## start DATASET CONTENT

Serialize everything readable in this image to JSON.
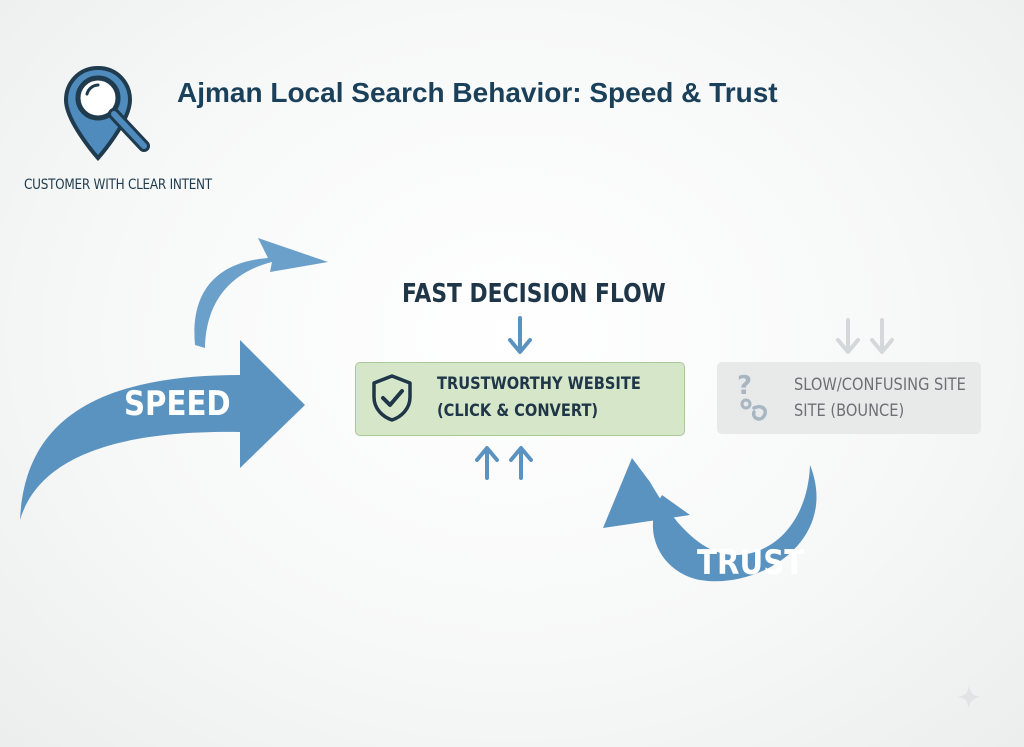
{
  "header": {
    "title": "Ajman Local Search Behavior: Speed & Trust",
    "subtitle": "CUSTOMER WITH CLEAR INTENT",
    "icon": "location-search-icon"
  },
  "flow": {
    "label": "FAST DECISION FLOW",
    "speed_label": "SPEED",
    "trust_label": "TRUST"
  },
  "outcomes": {
    "good": {
      "line1": "TRUSTWORTHY WEBSITE",
      "line2": "(CLICK & CONVERT)",
      "icon": "shield-check-icon"
    },
    "bad": {
      "line1": "SLOW/CONFUSING SITE",
      "line2": "SITE  (BOUNCE)",
      "icon": "question-broken-link-icon"
    }
  },
  "colors": {
    "arrow_blue": "#5b93c0",
    "title_navy": "#1b4059",
    "success_green": "#d6e6c8",
    "muted_gray": "#e8e9e9"
  }
}
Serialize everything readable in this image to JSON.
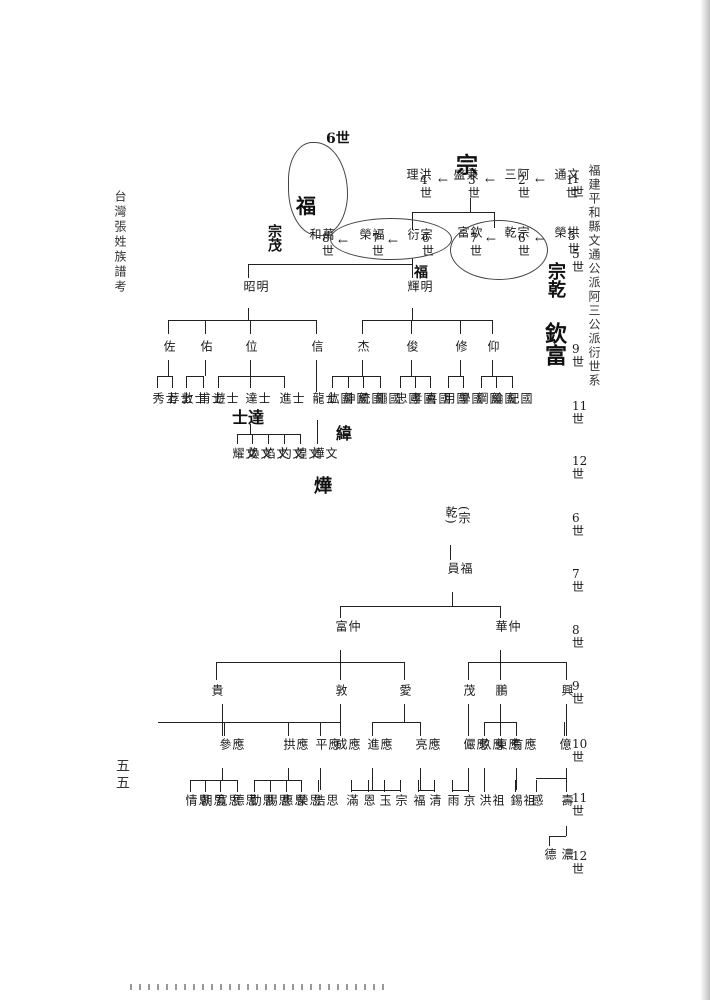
{
  "title": "福建平和縣文通公派阿三公派衍世系",
  "side_title": "台灣張姓族譜考",
  "page_number": "五五",
  "gen_labels": [
    "1世",
    "2世",
    "3世",
    "4世",
    "5世",
    "6世",
    "7世",
    "8世",
    "9世",
    "10世",
    "11世",
    "12世"
  ],
  "top": {
    "chain": [
      "文通",
      "阿三",
      "兼盛",
      "洪理"
    ],
    "gen_marks": [
      "1世",
      "2世",
      "3世",
      "4世"
    ],
    "second_chain": [
      "宗乾",
      "欽富"
    ],
    "second_marks": [
      "6世",
      "7世"
    ],
    "left_chain": [
      "宗衍",
      "福榮",
      "萬和"
    ],
    "left_marks": [
      "6世",
      "7世",
      "8世"
    ],
    "gong": "拱榮",
    "gong_mark": "5世",
    "ming": [
      "明昭",
      "明輝"
    ],
    "g10_left": [
      "佐",
      "佑",
      "位",
      "信"
    ],
    "g10_right": [
      "杰",
      "俊",
      "修",
      "仰"
    ],
    "g11_left": [
      "士秀",
      "士荐",
      "士敦",
      "士甫",
      "士遊",
      "士達",
      "士進",
      "士龍"
    ],
    "g11_right": [
      "國紘",
      "國紳",
      "國統",
      "國繩",
      "國忠",
      "國孝",
      "國喜",
      "國用",
      "國學",
      "國綱",
      "國綸",
      "國紀"
    ],
    "g12": [
      "文耀",
      "文煥",
      "文焰",
      "文灼",
      "文煌",
      "文燁"
    ]
  },
  "bottom": {
    "root": "(宗乾)",
    "fu": "福員",
    "g8": [
      "仲富",
      "仲華"
    ],
    "g9_left": [
      "貴",
      "敦",
      "愛"
    ],
    "g9_right": [
      "茂",
      "鵬",
      "興"
    ],
    "g10": [
      "應參",
      "應拱",
      "應平",
      "應成",
      "應進",
      "應亮",
      "應儼",
      "應玖",
      "應東",
      "應有",
      "億"
    ],
    "g11": [
      "思情",
      "思朝",
      "思寬",
      "思德",
      "思勤",
      "思賜",
      "思惠",
      "思榮",
      "思浩",
      "滿",
      "恩",
      "玉",
      "宗",
      "福",
      "清",
      "雨",
      "京",
      "祖洪",
      "祖錫",
      "感",
      "壽"
    ],
    "g12": [
      "德",
      "濃"
    ]
  },
  "handwriting": {
    "h1": "6世",
    "h2": "福",
    "h3": "宗茂",
    "h4": "宗",
    "h5": "宗乾",
    "h6": "欽富",
    "h7": "士達",
    "h8": "緯",
    "h9": "燁",
    "h10": "福"
  }
}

## end DATASET CONTENT

SET PROBLEM :: Write the full listing out again with every line unchanged, but include no pictures.

RESPONSE ::
Serialize everything readable in this image to JSON.
{
  "header": {
    "title": "Ajman Local Search Behavior: Speed & Trust",
    "subtitle": "CUSTOMER WITH CLEAR INTENT",
    "icon": "location-search-icon"
  },
  "flow": {
    "label": "FAST DECISION FLOW",
    "speed_label": "SPEED",
    "trust_label": "TRUST"
  },
  "outcomes": {
    "good": {
      "line1": "TRUSTWORTHY WEBSITE",
      "line2": "(CLICK & CONVERT)",
      "icon": "shield-check-icon"
    },
    "bad": {
      "line1": "SLOW/CONFUSING SITE",
      "line2": "SITE  (BOUNCE)",
      "icon": "question-broken-link-icon"
    }
  },
  "colors": {
    "arrow_blue": "#5b93c0",
    "title_navy": "#1b4059",
    "success_green": "#d6e6c8",
    "muted_gray": "#e8e9e9"
  }
}
Serialize everything readable in this image to JSON.
{
  "title": "福建平和縣文通公派阿三公派衍世系",
  "side_title": "台灣張姓族譜考",
  "page_number": "五五",
  "gen_labels": [
    "1世",
    "2世",
    "3世",
    "4世",
    "5世",
    "6世",
    "7世",
    "8世",
    "9世",
    "10世",
    "11世",
    "12世"
  ],
  "top": {
    "chain": [
      "文通",
      "阿三",
      "兼盛",
      "洪理"
    ],
    "gen_marks": [
      "1世",
      "2世",
      "3世",
      "4世"
    ],
    "second_chain": [
      "宗乾",
      "欽富"
    ],
    "second_marks": [
      "6世",
      "7世"
    ],
    "left_chain": [
      "宗衍",
      "福榮",
      "萬和"
    ],
    "left_marks": [
      "6世",
      "7世",
      "8世"
    ],
    "gong": "拱榮",
    "gong_mark": "5世",
    "ming": [
      "明昭",
      "明輝"
    ],
    "g10_left": [
      "佐",
      "佑",
      "位",
      "信"
    ],
    "g10_right": [
      "杰",
      "俊",
      "修",
      "仰"
    ],
    "g11_left": [
      "士秀",
      "士荐",
      "士敦",
      "士甫",
      "士遊",
      "士達",
      "士進",
      "士龍"
    ],
    "g11_right": [
      "國紘",
      "國紳",
      "國統",
      "國繩",
      "國忠",
      "國孝",
      "國喜",
      "國用",
      "國學",
      "國綱",
      "國綸",
      "國紀"
    ],
    "g12": [
      "文耀",
      "文煥",
      "文焰",
      "文灼",
      "文煌",
      "文燁"
    ]
  },
  "bottom": {
    "root": "(宗乾)",
    "fu": "福員",
    "g8": [
      "仲富",
      "仲華"
    ],
    "g9_left": [
      "貴",
      "敦",
      "愛"
    ],
    "g9_right": [
      "茂",
      "鵬",
      "興"
    ],
    "g10": [
      "應參",
      "應拱",
      "應平",
      "應成",
      "應進",
      "應亮",
      "應儼",
      "應玖",
      "應東",
      "應有",
      "億"
    ],
    "g11": [
      "思情",
      "思朝",
      "思寬",
      "思德",
      "思勤",
      "思賜",
      "思惠",
      "思榮",
      "思浩",
      "滿",
      "恩",
      "玉",
      "宗",
      "福",
      "清",
      "雨",
      "京",
      "祖洪",
      "祖錫",
      "感",
      "壽"
    ],
    "g12": [
      "德",
      "濃"
    ]
  },
  "handwriting": {
    "h1": "6世",
    "h2": "福",
    "h3": "宗茂",
    "h4": "宗",
    "h5": "宗乾",
    "h6": "欽富",
    "h7": "士達",
    "h8": "緯",
    "h9": "燁",
    "h10": "福"
  }
}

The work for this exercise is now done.